Write out the data below exactly as given, without any of its pictures.

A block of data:
# # #

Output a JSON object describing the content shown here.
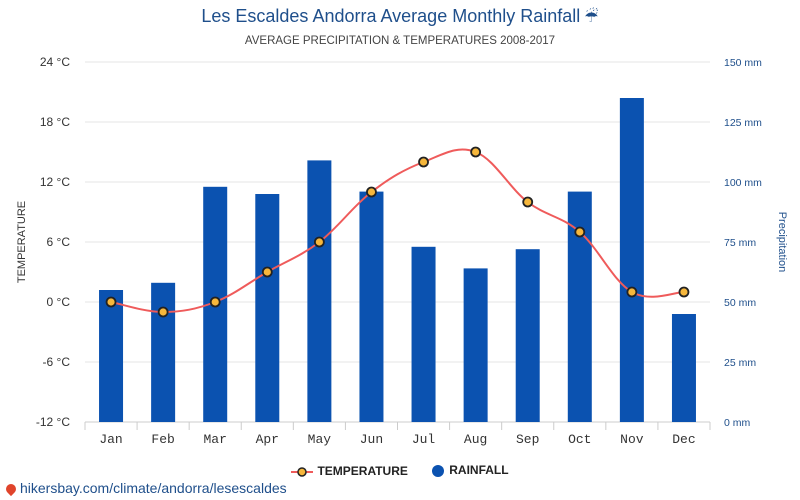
{
  "header": {
    "title": "Les Escaldes Andorra Average Monthly Rainfall",
    "title_icon": "umbrella-icon",
    "subtitle": "AVERAGE PRECIPITATION & TEMPERATURES 2008-2017"
  },
  "legend": {
    "temperature": "TEMPERATURE",
    "rainfall": "RAINFALL"
  },
  "footer": {
    "source": "hikersbay.com/climate/andorra/lesescaldes"
  },
  "colors": {
    "bar": "#0b52b0",
    "line": "#ef5b5b",
    "marker_fill": "#f6b73c",
    "marker_stroke": "#222222",
    "grid": "#e6e6e6",
    "right_axis": "#1f4f8b"
  },
  "chart_data": {
    "type": "bar",
    "categories": [
      "Jan",
      "Feb",
      "Mar",
      "Apr",
      "May",
      "Jun",
      "Jul",
      "Aug",
      "Sep",
      "Oct",
      "Nov",
      "Dec"
    ],
    "series": [
      {
        "name": "RAINFALL",
        "type": "bar",
        "axis": "right",
        "values": [
          55,
          58,
          98,
          95,
          109,
          96,
          73,
          64,
          72,
          96,
          135,
          45
        ]
      },
      {
        "name": "TEMPERATURE",
        "type": "line",
        "axis": "left",
        "values": [
          0,
          -1,
          0,
          3,
          6,
          11,
          14,
          15,
          10,
          7,
          1,
          1
        ]
      }
    ],
    "ylabel": "TEMPERATURE",
    "ylabel_right": "Precipitation",
    "ylim": [
      -12,
      24
    ],
    "ylim_right": [
      0,
      150
    ],
    "yticks": [
      "-12 °C",
      "-6 °C",
      "0 °C",
      "6 °C",
      "12 °C",
      "18 °C",
      "24 °C"
    ],
    "yticks_right": [
      "0 mm",
      "25 mm",
      "50 mm",
      "75 mm",
      "100 mm",
      "125 mm",
      "150 mm"
    ],
    "grid": true,
    "legend_position": "bottom-center"
  }
}
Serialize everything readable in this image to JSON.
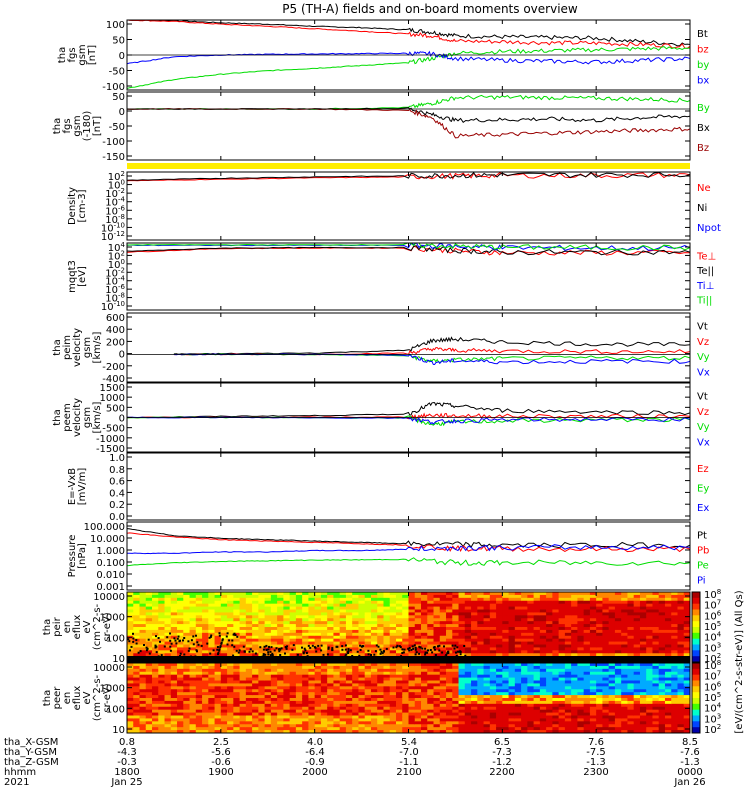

# # #

TASK OUTPUT:
Output a JSON object describing the content shown here.
{
  "header": {
    "title": "Les Escaldes Andorra Average Monthly Rainfall",
    "title_icon": "umbrella-icon",
    "subtitle": "AVERAGE PRECIPITATION & TEMPERATURES 2008-2017"
  },
  "legend": {
    "temperature": "TEMPERATURE",
    "rainfall": "RAINFALL"
  },
  "footer": {
    "source": "hikersbay.com/climate/andorra/lesescaldes"
  },
  "colors": {
    "bar": "#0b52b0",
    "line": "#ef5b5b",
    "marker_fill": "#f6b73c",
    "marker_stroke": "#222222",
    "grid": "#e6e6e6",
    "right_axis": "#1f4f8b"
  },
  "chart_data": {
    "type": "bar",
    "categories": [
      "Jan",
      "Feb",
      "Mar",
      "Apr",
      "May",
      "Jun",
      "Jul",
      "Aug",
      "Sep",
      "Oct",
      "Nov",
      "Dec"
    ],
    "series": [
      {
        "name": "RAINFALL",
        "type": "bar",
        "axis": "right",
        "values": [
          55,
          58,
          98,
          95,
          109,
          96,
          73,
          64,
          72,
          96,
          135,
          45
        ]
      },
      {
        "name": "TEMPERATURE",
        "type": "line",
        "axis": "left",
        "values": [
          0,
          -1,
          0,
          3,
          6,
          11,
          14,
          15,
          10,
          7,
          1,
          1
        ]
      }
    ],
    "ylabel": "TEMPERATURE",
    "ylabel_right": "Precipitation",
    "ylim": [
      -12,
      24
    ],
    "ylim_right": [
      0,
      150
    ],
    "yticks": [
      "-12 °C",
      "-6 °C",
      "0 °C",
      "6 °C",
      "12 °C",
      "18 °C",
      "24 °C"
    ],
    "yticks_right": [
      "0 mm",
      "25 mm",
      "50 mm",
      "75 mm",
      "100 mm",
      "125 mm",
      "150 mm"
    ],
    "grid": true,
    "legend_position": "bottom-center"
  }
}
Serialize everything readable in this image to JSON.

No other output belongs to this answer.